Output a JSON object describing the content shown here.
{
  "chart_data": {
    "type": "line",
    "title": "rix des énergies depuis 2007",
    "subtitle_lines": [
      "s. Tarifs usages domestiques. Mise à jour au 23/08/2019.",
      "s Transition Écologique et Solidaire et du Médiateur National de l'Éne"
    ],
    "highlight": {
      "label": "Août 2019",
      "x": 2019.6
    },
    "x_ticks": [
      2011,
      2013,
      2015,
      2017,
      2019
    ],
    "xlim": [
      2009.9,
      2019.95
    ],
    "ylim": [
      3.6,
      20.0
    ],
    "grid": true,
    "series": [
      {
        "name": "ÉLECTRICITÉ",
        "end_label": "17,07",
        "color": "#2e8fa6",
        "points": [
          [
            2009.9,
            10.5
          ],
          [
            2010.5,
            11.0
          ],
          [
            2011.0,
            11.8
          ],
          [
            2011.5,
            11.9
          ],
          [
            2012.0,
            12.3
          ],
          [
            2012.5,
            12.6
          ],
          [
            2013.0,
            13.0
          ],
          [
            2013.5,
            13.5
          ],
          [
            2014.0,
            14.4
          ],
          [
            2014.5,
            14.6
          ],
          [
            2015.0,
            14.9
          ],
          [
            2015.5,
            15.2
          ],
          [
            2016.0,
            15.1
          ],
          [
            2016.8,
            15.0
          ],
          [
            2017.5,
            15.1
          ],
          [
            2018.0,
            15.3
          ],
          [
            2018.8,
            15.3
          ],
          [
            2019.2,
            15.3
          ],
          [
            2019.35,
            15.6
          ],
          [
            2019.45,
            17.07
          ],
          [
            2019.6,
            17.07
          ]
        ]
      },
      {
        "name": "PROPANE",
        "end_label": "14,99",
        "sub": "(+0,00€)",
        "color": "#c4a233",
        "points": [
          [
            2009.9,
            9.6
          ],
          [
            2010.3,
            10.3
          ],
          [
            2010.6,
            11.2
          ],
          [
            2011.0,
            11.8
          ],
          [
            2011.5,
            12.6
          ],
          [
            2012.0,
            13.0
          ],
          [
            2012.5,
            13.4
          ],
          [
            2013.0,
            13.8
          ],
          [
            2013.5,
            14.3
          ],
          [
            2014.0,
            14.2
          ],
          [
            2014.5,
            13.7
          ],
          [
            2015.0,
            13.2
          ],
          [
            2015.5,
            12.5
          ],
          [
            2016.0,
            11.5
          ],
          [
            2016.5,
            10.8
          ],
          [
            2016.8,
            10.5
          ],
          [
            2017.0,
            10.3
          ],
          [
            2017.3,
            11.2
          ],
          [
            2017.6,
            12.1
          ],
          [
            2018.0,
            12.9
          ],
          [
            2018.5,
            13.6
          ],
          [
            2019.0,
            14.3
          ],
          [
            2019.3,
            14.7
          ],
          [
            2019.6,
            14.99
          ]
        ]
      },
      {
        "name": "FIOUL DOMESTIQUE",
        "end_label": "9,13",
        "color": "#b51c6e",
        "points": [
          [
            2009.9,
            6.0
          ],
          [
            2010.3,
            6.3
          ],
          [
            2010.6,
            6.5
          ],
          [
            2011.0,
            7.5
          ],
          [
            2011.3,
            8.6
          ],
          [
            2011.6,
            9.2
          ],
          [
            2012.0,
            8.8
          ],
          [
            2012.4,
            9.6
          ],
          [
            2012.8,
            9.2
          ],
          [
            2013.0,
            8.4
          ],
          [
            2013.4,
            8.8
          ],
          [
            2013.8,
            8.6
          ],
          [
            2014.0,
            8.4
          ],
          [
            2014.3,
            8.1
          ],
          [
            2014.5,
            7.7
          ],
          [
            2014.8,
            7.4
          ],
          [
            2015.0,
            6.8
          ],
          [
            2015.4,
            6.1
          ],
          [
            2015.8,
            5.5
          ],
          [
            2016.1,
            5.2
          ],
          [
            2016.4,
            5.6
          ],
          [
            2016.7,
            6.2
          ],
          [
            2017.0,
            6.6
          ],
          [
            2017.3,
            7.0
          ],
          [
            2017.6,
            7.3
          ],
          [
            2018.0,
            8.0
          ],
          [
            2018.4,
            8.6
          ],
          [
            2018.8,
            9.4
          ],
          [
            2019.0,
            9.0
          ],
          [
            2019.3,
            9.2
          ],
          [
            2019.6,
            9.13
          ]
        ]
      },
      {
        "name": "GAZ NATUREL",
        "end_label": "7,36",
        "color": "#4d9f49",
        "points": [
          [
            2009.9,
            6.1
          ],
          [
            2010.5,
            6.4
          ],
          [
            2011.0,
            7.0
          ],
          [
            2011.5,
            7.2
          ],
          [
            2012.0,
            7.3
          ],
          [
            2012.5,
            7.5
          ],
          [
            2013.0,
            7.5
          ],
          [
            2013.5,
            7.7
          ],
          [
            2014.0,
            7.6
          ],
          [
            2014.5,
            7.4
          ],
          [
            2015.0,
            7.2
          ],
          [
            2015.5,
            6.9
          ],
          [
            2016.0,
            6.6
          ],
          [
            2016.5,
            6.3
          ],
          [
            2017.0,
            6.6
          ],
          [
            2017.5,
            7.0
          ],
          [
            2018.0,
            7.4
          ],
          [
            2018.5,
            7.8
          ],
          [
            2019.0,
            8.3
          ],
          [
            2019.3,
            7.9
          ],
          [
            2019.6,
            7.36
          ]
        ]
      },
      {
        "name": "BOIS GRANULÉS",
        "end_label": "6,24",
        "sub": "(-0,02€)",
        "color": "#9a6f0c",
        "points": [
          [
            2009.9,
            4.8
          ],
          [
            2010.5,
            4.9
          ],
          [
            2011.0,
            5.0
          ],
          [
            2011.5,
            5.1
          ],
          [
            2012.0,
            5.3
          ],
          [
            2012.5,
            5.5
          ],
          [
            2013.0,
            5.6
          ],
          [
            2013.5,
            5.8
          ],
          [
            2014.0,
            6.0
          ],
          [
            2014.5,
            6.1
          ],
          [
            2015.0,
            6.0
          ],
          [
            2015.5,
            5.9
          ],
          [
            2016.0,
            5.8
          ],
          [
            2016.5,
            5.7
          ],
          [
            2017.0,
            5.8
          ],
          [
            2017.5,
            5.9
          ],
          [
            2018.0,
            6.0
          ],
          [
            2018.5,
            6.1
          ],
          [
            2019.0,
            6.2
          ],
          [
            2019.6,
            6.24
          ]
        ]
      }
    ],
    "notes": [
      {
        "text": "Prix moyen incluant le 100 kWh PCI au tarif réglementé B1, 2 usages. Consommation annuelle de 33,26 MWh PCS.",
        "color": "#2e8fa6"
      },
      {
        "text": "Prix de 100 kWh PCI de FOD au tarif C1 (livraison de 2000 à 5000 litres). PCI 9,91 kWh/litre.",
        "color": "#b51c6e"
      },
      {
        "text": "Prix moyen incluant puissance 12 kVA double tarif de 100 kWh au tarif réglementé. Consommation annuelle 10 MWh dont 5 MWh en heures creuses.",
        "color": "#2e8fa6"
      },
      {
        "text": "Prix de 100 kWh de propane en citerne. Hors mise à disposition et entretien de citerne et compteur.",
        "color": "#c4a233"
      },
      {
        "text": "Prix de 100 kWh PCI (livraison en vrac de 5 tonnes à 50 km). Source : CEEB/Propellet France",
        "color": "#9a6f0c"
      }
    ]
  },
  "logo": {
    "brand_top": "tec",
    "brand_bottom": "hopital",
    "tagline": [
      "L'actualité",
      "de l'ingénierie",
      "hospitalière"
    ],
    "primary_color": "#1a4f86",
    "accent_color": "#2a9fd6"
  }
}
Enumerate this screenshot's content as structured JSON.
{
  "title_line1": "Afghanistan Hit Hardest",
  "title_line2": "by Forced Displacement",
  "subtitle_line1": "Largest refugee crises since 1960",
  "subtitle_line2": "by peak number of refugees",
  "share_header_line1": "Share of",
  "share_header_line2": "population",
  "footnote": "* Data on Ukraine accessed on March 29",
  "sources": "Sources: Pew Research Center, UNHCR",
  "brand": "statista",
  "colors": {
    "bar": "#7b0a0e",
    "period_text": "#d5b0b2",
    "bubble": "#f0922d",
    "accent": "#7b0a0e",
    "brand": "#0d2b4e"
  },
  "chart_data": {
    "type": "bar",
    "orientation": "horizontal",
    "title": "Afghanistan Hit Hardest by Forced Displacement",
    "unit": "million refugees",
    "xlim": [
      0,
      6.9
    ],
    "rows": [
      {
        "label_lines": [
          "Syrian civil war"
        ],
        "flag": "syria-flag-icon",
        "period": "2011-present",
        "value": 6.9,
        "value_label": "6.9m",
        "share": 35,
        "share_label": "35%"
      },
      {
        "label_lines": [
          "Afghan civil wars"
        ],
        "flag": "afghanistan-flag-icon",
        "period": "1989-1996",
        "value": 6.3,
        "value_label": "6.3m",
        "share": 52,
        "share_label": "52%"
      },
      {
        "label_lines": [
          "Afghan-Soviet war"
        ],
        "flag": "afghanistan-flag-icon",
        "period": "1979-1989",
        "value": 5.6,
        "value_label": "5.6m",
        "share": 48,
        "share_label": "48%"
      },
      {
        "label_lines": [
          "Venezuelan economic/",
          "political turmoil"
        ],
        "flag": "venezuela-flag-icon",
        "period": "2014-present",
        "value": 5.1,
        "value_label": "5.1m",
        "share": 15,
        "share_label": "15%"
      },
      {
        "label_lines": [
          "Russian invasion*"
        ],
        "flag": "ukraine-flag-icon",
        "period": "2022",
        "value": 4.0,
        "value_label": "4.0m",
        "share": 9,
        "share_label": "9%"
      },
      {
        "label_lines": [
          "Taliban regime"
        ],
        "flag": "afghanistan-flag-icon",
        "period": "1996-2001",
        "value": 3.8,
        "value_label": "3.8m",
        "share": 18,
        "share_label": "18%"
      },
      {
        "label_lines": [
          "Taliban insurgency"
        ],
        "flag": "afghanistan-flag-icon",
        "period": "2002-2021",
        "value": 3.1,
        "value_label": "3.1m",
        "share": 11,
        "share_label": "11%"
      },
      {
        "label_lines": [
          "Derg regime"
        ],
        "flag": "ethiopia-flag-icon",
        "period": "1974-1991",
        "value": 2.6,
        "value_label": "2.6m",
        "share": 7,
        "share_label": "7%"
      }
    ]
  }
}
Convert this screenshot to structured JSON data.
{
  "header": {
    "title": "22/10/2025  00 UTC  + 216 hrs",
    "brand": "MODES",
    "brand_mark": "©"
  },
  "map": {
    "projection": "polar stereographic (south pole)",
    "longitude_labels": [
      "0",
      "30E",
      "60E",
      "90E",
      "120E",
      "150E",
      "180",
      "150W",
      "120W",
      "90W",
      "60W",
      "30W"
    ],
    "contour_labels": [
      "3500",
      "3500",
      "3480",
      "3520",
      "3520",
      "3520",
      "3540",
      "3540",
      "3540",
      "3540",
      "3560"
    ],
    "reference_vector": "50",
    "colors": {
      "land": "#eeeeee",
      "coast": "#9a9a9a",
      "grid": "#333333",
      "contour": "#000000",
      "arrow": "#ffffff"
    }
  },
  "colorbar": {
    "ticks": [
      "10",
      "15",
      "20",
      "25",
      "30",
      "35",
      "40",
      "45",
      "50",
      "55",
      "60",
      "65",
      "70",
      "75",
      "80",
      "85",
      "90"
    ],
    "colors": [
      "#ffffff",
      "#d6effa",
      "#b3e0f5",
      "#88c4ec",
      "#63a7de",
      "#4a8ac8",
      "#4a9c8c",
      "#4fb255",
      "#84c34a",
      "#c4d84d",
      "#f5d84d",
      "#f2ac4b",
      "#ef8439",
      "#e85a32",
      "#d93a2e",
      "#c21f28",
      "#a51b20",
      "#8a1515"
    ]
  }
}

§ WORK TO BE COMPLETED
Search the records for the word "Prix" and copy every line where it occurs.

§ FULL RESPONSE
        "text": "Prix moyen incluant le 100 kWh PCI au tarif réglementé B1, 2 usages. Consommation annuelle de 33,26 MWh PCS.",
        "text": "Prix de 100 kWh PCI de FOD au tarif C1 (livraison de 2000 à 5000 litres). PCI 9,91 kWh/litre.",
        "text": "Prix moyen incluant puissance 12 kVA double tarif de 100 kWh au tarif réglementé. Consommation annuelle 10 MWh dont 5 MWh en heures creuses.",
        "text": "Prix de 100 kWh de propane en citerne. Hors mise à disposition et entretien de citerne et compteur.",
        "text": "Prix de 100 kWh PCI (livraison en vrac de 5 tonnes à 50 km). Source : CEEB/Propellet France",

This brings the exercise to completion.